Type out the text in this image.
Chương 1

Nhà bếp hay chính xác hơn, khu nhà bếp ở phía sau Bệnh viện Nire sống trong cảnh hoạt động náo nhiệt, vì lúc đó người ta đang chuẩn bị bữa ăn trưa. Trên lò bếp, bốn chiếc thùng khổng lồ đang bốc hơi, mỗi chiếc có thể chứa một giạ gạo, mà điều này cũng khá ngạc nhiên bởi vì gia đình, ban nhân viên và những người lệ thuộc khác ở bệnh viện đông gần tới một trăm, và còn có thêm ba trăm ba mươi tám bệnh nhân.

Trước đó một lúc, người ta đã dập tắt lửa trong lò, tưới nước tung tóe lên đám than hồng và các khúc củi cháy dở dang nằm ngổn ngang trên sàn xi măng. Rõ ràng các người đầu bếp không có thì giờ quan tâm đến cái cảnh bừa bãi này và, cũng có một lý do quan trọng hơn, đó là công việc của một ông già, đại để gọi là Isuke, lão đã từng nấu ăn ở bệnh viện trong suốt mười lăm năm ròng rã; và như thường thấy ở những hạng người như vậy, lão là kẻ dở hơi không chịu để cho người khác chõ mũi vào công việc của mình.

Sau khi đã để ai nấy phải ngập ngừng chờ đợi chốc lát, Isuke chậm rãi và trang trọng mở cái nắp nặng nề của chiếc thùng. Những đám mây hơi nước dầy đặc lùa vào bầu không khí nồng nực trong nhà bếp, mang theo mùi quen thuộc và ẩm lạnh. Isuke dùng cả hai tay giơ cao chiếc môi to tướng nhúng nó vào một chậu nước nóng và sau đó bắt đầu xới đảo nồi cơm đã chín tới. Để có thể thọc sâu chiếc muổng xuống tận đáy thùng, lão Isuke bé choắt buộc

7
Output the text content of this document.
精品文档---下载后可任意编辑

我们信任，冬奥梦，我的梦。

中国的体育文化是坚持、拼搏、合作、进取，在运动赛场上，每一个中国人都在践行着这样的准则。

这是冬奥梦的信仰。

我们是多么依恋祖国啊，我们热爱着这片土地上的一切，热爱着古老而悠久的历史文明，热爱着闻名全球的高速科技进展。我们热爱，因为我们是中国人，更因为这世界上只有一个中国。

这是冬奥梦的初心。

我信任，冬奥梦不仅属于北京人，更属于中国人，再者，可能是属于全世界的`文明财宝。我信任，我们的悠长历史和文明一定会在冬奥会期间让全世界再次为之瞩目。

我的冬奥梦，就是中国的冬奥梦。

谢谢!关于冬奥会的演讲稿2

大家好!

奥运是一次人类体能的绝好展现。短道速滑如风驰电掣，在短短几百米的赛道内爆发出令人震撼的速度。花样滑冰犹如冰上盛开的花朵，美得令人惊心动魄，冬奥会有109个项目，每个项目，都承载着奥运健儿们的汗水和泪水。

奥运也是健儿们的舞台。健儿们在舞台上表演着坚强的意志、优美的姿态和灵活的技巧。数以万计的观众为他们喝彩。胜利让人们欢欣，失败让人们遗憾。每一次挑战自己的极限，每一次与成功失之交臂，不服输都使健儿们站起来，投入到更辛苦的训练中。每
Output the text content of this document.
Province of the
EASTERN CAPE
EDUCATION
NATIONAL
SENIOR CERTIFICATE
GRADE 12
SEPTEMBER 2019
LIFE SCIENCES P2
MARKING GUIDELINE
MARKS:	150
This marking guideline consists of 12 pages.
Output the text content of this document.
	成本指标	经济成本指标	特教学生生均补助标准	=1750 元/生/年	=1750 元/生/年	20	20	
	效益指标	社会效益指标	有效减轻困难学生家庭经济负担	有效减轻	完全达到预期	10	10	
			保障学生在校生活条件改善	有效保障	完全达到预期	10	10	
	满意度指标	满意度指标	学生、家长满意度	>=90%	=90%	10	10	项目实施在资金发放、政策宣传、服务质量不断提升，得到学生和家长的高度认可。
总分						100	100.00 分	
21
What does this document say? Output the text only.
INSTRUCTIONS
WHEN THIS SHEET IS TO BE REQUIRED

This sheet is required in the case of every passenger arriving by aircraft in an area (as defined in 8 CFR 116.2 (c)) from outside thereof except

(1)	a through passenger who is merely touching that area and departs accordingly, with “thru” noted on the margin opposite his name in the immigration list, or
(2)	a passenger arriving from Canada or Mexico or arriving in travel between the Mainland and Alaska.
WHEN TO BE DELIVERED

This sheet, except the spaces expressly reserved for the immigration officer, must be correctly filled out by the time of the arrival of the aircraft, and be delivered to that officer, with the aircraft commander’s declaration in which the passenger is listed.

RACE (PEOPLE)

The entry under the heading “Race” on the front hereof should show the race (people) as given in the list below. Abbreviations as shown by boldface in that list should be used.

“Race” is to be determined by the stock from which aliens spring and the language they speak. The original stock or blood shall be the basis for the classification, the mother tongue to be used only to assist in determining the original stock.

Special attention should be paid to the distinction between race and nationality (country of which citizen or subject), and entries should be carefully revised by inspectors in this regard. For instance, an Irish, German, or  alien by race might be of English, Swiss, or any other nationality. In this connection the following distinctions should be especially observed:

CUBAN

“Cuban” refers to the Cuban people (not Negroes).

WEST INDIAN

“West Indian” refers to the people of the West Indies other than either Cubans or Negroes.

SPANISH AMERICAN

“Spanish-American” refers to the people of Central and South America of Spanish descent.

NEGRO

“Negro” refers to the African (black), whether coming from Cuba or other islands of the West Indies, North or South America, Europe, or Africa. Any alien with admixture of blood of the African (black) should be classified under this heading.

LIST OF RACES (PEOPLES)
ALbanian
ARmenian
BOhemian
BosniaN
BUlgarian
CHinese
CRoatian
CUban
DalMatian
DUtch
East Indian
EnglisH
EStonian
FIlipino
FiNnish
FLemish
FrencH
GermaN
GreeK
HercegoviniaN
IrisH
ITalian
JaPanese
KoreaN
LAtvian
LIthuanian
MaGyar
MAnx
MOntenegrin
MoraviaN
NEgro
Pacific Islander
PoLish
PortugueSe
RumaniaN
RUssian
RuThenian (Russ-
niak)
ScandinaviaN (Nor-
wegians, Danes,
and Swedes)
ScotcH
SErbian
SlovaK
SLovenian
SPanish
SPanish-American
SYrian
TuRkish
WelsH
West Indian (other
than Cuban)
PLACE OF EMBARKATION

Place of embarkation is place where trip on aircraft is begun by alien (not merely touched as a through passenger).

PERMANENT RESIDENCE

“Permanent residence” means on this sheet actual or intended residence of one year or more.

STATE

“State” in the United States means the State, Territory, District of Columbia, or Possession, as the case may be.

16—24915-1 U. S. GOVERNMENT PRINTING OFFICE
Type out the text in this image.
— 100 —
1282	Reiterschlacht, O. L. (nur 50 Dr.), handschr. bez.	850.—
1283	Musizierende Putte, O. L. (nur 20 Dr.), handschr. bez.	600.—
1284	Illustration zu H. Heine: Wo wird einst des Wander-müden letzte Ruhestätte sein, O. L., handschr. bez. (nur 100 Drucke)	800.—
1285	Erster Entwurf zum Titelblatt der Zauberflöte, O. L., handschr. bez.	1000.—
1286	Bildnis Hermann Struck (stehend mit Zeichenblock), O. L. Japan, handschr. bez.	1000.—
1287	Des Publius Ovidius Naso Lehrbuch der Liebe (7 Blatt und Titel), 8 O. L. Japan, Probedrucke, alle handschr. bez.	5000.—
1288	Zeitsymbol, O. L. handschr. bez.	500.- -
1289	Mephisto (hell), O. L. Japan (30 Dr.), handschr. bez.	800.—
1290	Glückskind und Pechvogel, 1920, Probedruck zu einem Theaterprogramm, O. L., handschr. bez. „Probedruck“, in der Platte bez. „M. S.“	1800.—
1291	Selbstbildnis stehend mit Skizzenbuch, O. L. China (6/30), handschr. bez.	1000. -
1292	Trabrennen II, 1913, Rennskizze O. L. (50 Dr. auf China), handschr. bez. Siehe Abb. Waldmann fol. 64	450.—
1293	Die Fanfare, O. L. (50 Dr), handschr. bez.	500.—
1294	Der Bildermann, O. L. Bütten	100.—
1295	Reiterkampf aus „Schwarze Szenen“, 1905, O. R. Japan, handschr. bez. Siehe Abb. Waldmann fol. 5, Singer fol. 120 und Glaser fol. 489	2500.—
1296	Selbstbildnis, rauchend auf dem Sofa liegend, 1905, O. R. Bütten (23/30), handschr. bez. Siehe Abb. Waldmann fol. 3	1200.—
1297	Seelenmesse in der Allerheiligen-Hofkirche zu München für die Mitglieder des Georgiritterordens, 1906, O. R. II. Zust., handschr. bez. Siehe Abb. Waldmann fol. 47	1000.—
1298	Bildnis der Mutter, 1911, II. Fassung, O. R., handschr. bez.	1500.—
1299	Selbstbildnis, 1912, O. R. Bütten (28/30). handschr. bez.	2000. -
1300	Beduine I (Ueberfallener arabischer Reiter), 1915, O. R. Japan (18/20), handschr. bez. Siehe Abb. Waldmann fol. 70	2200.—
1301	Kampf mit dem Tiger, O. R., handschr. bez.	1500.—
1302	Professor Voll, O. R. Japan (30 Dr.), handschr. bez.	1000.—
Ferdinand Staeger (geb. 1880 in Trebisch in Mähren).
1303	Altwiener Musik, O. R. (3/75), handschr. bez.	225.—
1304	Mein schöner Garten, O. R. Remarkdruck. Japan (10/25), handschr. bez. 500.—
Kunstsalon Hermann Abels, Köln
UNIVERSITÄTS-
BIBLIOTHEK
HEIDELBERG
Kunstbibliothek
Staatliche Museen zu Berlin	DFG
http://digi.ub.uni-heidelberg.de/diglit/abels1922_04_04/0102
# # #
### EXERCISE
Copy all lines from the entries that contain the word "Hermann".

### EXERCISE RESULT
1286	Bildnis Hermann Struck (stehend mit Zeichenblock), O. L. Japan, handschr. bez.	1000.—
Kunstsalon Hermann Abels, Köln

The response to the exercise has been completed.